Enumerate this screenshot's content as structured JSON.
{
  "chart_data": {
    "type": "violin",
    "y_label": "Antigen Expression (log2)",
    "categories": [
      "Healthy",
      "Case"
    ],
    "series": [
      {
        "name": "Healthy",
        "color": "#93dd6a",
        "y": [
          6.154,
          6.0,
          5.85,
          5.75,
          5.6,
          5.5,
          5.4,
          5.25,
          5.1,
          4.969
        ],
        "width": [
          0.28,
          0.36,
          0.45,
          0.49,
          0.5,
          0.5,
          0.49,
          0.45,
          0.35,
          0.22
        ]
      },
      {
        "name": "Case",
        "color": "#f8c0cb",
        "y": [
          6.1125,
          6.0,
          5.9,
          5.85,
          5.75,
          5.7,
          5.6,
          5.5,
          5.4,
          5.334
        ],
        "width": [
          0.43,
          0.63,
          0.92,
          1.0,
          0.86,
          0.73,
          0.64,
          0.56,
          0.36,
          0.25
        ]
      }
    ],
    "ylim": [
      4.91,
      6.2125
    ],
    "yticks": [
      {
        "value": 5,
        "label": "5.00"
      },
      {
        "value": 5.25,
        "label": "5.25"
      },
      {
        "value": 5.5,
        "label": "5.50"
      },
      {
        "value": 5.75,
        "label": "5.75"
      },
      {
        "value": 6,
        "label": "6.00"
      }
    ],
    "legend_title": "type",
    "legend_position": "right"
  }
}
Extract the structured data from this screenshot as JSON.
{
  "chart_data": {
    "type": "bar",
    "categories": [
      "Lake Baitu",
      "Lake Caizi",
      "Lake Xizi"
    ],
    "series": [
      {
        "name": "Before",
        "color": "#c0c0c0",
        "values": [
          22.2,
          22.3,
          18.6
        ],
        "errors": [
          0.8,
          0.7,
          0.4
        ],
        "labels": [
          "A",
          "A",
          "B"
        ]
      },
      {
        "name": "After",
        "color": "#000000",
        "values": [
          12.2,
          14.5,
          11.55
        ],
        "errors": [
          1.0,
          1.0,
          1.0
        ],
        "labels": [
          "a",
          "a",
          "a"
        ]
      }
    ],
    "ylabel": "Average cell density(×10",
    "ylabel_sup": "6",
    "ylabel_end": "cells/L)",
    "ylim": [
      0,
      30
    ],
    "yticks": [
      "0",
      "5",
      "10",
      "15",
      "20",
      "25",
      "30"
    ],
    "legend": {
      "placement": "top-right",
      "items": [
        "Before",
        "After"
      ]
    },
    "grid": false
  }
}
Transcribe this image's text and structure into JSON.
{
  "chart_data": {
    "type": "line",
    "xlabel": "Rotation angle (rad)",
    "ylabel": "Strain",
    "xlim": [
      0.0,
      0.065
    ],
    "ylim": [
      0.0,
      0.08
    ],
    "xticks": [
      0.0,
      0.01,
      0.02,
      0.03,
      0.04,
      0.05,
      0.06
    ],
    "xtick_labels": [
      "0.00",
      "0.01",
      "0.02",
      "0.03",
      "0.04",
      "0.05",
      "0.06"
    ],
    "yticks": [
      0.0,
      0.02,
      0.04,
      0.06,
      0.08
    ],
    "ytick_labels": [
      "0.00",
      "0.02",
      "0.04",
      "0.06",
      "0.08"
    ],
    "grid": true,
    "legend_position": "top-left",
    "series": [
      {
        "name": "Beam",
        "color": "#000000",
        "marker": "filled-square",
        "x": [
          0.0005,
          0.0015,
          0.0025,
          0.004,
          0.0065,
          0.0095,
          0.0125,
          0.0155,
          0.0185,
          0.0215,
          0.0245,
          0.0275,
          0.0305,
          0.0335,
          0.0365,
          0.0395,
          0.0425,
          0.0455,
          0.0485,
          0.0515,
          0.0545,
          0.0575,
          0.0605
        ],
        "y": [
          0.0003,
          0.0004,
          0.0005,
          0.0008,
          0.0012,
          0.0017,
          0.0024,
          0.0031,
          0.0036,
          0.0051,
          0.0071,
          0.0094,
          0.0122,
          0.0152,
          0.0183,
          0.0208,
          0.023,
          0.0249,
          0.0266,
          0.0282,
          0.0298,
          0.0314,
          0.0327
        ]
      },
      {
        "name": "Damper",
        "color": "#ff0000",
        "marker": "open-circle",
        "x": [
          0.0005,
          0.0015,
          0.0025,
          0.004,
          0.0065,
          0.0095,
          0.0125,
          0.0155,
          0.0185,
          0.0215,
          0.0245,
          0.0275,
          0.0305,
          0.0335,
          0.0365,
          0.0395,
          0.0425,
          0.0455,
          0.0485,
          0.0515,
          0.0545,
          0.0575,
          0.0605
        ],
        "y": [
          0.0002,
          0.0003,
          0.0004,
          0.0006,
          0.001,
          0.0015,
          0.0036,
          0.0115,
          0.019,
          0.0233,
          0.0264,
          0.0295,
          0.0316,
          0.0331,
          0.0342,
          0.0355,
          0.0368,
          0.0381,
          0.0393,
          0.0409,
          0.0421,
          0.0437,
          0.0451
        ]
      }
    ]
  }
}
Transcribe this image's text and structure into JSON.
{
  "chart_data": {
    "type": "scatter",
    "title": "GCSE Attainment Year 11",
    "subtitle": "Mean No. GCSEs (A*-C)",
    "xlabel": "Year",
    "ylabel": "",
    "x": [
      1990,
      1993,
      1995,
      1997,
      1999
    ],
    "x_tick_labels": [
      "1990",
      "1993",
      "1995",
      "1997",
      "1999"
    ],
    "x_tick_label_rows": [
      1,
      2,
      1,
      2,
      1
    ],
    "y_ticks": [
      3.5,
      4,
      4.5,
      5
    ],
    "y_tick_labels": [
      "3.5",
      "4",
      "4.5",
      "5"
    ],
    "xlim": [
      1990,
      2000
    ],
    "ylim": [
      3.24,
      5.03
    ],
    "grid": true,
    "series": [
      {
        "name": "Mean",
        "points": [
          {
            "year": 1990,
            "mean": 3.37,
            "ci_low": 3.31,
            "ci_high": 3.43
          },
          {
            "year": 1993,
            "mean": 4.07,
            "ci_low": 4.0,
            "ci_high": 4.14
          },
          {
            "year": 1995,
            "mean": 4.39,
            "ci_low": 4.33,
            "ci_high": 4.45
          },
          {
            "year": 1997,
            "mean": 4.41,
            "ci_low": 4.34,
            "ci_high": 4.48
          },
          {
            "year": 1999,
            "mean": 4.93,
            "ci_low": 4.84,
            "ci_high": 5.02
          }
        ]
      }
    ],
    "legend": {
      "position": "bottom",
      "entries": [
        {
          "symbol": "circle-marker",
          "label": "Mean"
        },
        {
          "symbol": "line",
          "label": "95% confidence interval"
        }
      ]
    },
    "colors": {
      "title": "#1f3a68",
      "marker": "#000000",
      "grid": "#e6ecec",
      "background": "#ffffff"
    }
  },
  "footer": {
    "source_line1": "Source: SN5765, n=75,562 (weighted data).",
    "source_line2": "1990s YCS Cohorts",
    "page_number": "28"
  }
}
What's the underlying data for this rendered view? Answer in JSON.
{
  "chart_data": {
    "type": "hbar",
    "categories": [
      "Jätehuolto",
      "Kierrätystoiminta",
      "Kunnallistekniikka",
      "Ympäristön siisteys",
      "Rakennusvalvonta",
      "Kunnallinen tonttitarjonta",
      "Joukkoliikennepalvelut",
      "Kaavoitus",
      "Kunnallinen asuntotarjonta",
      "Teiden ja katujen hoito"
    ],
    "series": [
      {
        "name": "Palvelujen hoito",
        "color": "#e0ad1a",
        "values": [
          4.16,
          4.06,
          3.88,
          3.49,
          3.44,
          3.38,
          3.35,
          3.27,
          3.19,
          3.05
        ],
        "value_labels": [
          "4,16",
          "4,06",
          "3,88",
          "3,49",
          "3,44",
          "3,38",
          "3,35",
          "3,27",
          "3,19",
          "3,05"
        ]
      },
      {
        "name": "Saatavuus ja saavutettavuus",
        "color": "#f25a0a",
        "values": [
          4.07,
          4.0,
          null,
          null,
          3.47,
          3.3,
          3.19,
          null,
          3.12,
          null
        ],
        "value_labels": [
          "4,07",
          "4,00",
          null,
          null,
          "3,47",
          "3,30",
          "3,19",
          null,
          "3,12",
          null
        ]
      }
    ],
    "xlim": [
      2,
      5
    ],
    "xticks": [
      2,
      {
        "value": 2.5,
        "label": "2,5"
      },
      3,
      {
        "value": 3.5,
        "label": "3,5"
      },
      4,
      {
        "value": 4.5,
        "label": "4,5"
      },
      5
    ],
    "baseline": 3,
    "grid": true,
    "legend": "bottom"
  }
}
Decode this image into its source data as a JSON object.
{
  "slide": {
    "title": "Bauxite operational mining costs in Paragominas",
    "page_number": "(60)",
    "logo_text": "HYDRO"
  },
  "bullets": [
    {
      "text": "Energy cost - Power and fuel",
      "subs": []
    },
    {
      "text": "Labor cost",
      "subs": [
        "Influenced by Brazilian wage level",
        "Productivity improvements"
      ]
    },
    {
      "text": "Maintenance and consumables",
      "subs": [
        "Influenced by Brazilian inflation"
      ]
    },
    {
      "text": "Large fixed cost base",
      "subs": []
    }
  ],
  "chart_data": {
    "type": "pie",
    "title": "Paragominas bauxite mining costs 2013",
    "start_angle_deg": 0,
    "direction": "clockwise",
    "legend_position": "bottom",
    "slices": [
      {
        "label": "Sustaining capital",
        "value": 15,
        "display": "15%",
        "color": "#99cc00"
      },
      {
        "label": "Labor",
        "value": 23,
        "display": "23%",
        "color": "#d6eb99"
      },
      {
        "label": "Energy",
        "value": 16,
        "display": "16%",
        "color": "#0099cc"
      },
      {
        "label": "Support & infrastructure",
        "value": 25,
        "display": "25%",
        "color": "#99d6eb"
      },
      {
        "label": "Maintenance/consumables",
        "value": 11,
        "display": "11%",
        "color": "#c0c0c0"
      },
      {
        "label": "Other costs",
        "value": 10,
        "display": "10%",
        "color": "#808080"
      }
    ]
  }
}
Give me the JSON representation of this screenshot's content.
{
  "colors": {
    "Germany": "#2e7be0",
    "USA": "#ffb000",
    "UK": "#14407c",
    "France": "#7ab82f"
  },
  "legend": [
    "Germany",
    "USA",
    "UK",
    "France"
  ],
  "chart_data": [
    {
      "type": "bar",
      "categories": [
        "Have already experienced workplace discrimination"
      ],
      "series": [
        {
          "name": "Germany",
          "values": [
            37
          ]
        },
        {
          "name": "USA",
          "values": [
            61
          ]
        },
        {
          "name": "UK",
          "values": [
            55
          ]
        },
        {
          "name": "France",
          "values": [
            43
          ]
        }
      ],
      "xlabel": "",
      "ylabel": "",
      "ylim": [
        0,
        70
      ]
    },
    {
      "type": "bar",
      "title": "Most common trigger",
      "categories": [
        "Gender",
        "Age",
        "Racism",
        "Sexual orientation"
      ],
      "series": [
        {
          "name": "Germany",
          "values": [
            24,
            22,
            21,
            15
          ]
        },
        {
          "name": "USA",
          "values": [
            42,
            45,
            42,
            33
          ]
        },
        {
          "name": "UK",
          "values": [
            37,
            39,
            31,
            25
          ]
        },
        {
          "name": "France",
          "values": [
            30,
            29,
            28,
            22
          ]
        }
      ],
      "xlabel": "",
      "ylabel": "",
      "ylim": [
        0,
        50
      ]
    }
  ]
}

● **What the exercise asks**:
Find all lines where the word "xlabel" appears. Copy them.

● **Answer below**:
    "xlabel": "Rotation angle (rad)",
    "xlabel": "Year",
      "xlabel": "",
      "xlabel": "",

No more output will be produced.